EXERCISE |
Can you reproduce the passage on Graeco-Roman mystery religions word for word, in full?

PAGE TEXT |
************

Researches in the field of Graeco-Roman religions prove conclusively that
apologists for early Christianity and even eminent classicists have been inclined
to underestimate the genuineness of gentile religious interests and the extent
to which religion dominated life in pagan lands when Christianity was emerging.
Of the gentile cults probably the most popular in the first century, and certainly
the least known and understood in the twentieth, were the so-called mystery
religions. Notwithstanding the protestations of apologists there is ample evidence
that in both the west and the east the mystery cults were widely disseminated
and very influential before Christianity appeared on the scene. In the following
pages care is taken to exhibit this evidence in relation to each of the mystery
systems.

A detailed investigation of typical cult experiences further convinced the
author that the central meaning of mystery initiation–the regeneration, both
essential and ethical, of the individual devotee–has largely escaped the notice
of even sympathetic researchers. To bring out this meaning in the terminology
and thought-forms of the initiates themselves, as recorded in scattered and
fragmentary remains both monumental and literary, is one of the major purposes
for which these studies are published.

************

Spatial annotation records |

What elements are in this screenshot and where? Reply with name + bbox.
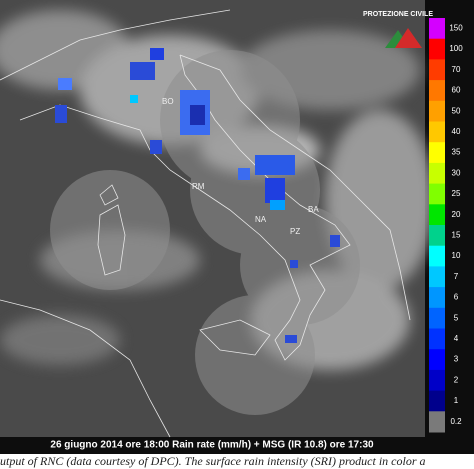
city-label: PZ [290,227,300,236]
scale-label: 6 [454,293,459,302]
figure-caption: utput of RNC (data courtesy of DPC). The… [0,454,426,468]
scale-label: 70 [452,65,461,74]
color-swatch [429,121,445,143]
scale-label: 3 [454,355,459,364]
radar-map: BO RM NA BA PZ PROTEZIONE CIVILE 1501007… [0,0,474,454]
scale-label: 10 [452,251,461,260]
color-swatch [429,204,445,226]
city-label: BA [308,205,319,214]
color-swatch [429,80,445,102]
color-swatch [429,287,445,309]
city-label: RM [192,182,205,191]
scale-label: 40 [452,127,461,136]
color-swatch [429,307,445,329]
color-swatch [429,162,445,185]
color-swatch [429,18,445,40]
color-swatch [429,390,445,412]
scale-label: 1 [454,396,459,405]
color-swatch [429,142,445,164]
logo: PROTEZIONE CIVILE [363,11,433,48]
color-swatch [429,411,445,433]
scale-label: 30 [452,168,461,177]
scale-label: 60 [452,86,461,95]
scale-label: 20 [452,210,461,219]
color-swatch [429,245,445,267]
scale-label: 35 [452,148,461,157]
color-swatch [429,183,445,205]
color-swatch [429,225,445,247]
scale-label: 150 [449,23,463,32]
scale-label: 2 [454,375,459,384]
scale-label: 5 [454,313,459,322]
city-label: NA [255,215,267,224]
color-swatch [429,38,445,60]
scale-label: 15 [452,230,461,239]
color-swatch [429,266,445,288]
rain-echoes [55,48,340,343]
scale-label: 50 [452,106,461,115]
scale-label: 25 [452,189,461,198]
color-swatch [429,349,445,371]
color-swatch [429,100,445,122]
color-scale: 150 100 70 60 50 40 35 30 25 20 15 10 7 6 5 4 3 2 1 0.2 [429,18,463,433]
city-label: BO [162,97,174,106]
color-swatch [429,328,445,350]
logo-text: PROTEZIONE CIVILE [363,11,433,18]
scale-label: 100 [449,44,463,53]
scale-label: 0.2 [450,417,462,426]
color-swatch [429,59,445,81]
scale-label: 7 [454,272,459,281]
map-caption: 26 giugno 2014 ore 18:00 Rain rate (mm/h… [50,440,374,451]
scale-label: 4 [454,334,459,343]
city-labels: BO RM NA BA PZ [162,97,319,236]
color-swatch [429,369,445,392]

************

PROBLEM SOLUTION |
Researches in the field of Graeco-Roman religions prove conclusively that
apologists for early Christianity and even eminent classicists have been inclined
to underestimate the genuineness of gentile religious interests and the extent
to which religion dominated life in pagan lands when Christianity was emerging.
Of the gentile cults probably the most popular in the first century, and certainly
the least known and understood in the twentieth, were the so-called mystery
religions. Notwithstanding the protestations of apologists there is ample evidence
that in both the west and the east the mystery cults were widely disseminated
and very influential before Christianity appeared on the scene. In the following
pages care is taken to exhibit this evidence in relation to each of the mystery
systems.

A detailed investigation of typical cult experiences further convinced the
author that the central meaning of mystery initiation–the regeneration, both
essential and ethical, of the individual devotee–has largely escaped the notice
of even sympathetic researchers. To bring out this meaning in the terminology
and thought-forms of the initiates themselves, as recorded in scattered and
fragmentary remains both monumental and literary, is one of the major purposes
for which these studies are published.